Required task: Scan the listing below and copy every line holding "name".

+++ Recorded information +++

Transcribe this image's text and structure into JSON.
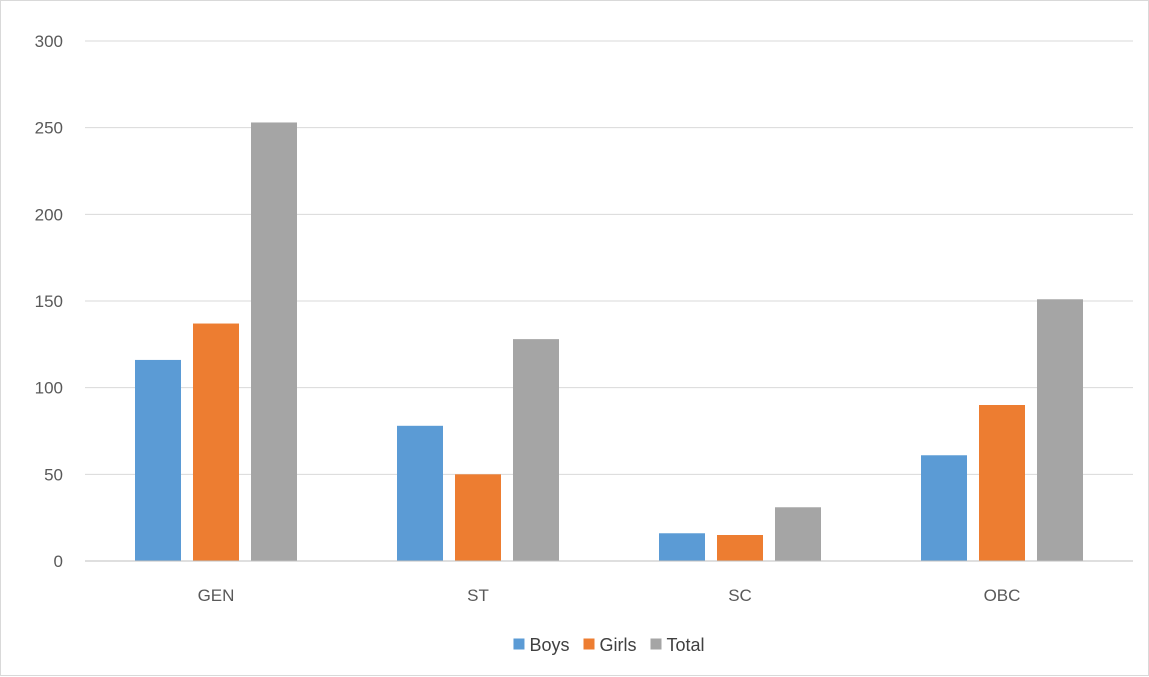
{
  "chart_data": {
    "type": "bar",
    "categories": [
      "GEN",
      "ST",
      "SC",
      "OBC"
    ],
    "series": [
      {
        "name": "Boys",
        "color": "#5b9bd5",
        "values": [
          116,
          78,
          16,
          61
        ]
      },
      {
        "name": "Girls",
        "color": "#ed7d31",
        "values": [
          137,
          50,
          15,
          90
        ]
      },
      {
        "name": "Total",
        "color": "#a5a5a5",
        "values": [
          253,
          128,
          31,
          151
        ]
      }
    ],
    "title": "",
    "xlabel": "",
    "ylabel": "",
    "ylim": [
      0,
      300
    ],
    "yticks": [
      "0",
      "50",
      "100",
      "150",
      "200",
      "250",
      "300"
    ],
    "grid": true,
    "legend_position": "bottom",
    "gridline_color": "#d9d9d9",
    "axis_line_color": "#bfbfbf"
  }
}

+++
+++ Recorded information +++

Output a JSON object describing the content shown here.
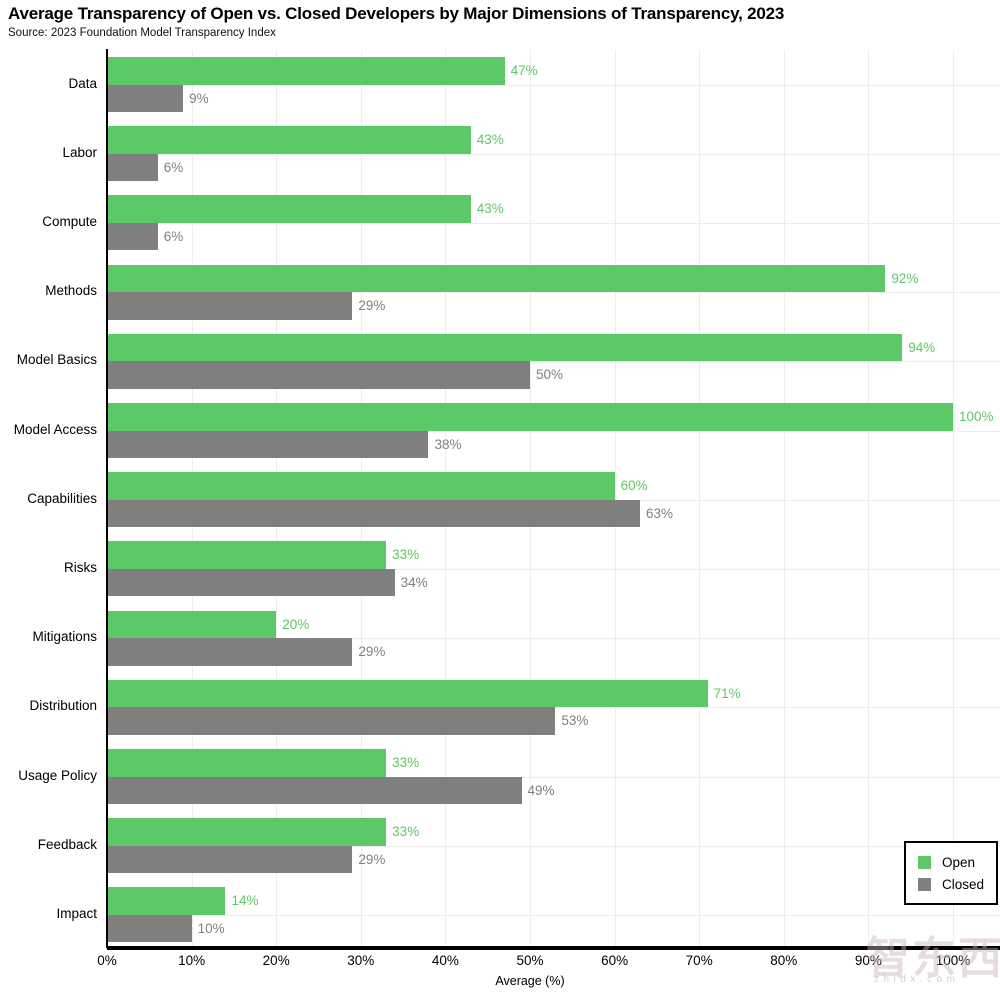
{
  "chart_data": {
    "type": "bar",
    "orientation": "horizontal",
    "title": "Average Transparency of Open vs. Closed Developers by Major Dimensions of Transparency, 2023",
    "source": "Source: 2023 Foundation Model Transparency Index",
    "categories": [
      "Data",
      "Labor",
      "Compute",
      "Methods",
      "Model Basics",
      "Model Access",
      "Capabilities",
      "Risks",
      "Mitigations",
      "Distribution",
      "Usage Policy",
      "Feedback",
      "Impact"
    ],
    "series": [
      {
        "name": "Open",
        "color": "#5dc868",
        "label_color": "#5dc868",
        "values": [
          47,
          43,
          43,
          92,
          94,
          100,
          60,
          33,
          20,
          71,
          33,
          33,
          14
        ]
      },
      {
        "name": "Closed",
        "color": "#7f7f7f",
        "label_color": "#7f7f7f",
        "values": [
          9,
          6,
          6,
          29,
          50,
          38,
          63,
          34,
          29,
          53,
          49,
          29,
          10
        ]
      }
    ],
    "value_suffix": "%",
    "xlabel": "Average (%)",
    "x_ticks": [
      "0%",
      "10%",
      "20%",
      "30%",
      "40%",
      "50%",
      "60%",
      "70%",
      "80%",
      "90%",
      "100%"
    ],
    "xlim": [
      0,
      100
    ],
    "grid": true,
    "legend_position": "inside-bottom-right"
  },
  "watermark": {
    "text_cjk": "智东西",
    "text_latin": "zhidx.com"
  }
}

+++
+++ Recorded information +++

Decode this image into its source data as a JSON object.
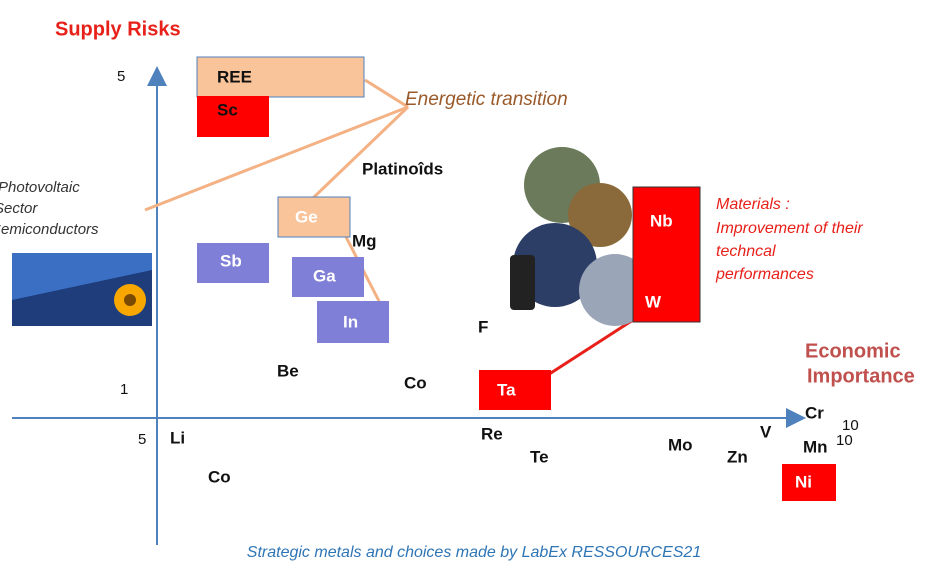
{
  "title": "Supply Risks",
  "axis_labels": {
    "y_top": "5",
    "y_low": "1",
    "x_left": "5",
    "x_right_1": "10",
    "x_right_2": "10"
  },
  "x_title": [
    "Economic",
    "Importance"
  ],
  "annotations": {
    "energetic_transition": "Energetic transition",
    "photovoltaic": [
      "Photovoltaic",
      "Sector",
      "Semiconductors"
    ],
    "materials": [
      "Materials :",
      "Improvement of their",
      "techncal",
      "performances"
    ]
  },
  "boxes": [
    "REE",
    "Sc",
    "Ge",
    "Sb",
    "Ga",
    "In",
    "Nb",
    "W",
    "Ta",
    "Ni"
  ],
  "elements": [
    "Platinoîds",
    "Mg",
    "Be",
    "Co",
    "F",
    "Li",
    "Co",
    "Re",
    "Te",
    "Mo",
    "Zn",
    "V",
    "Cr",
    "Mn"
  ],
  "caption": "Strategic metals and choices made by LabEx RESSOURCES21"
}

+++

The completed task:
        "name": "Boys",
        "name": "Girls",
        "name": "Total",
        "name": "Open",
        "name": "Closed",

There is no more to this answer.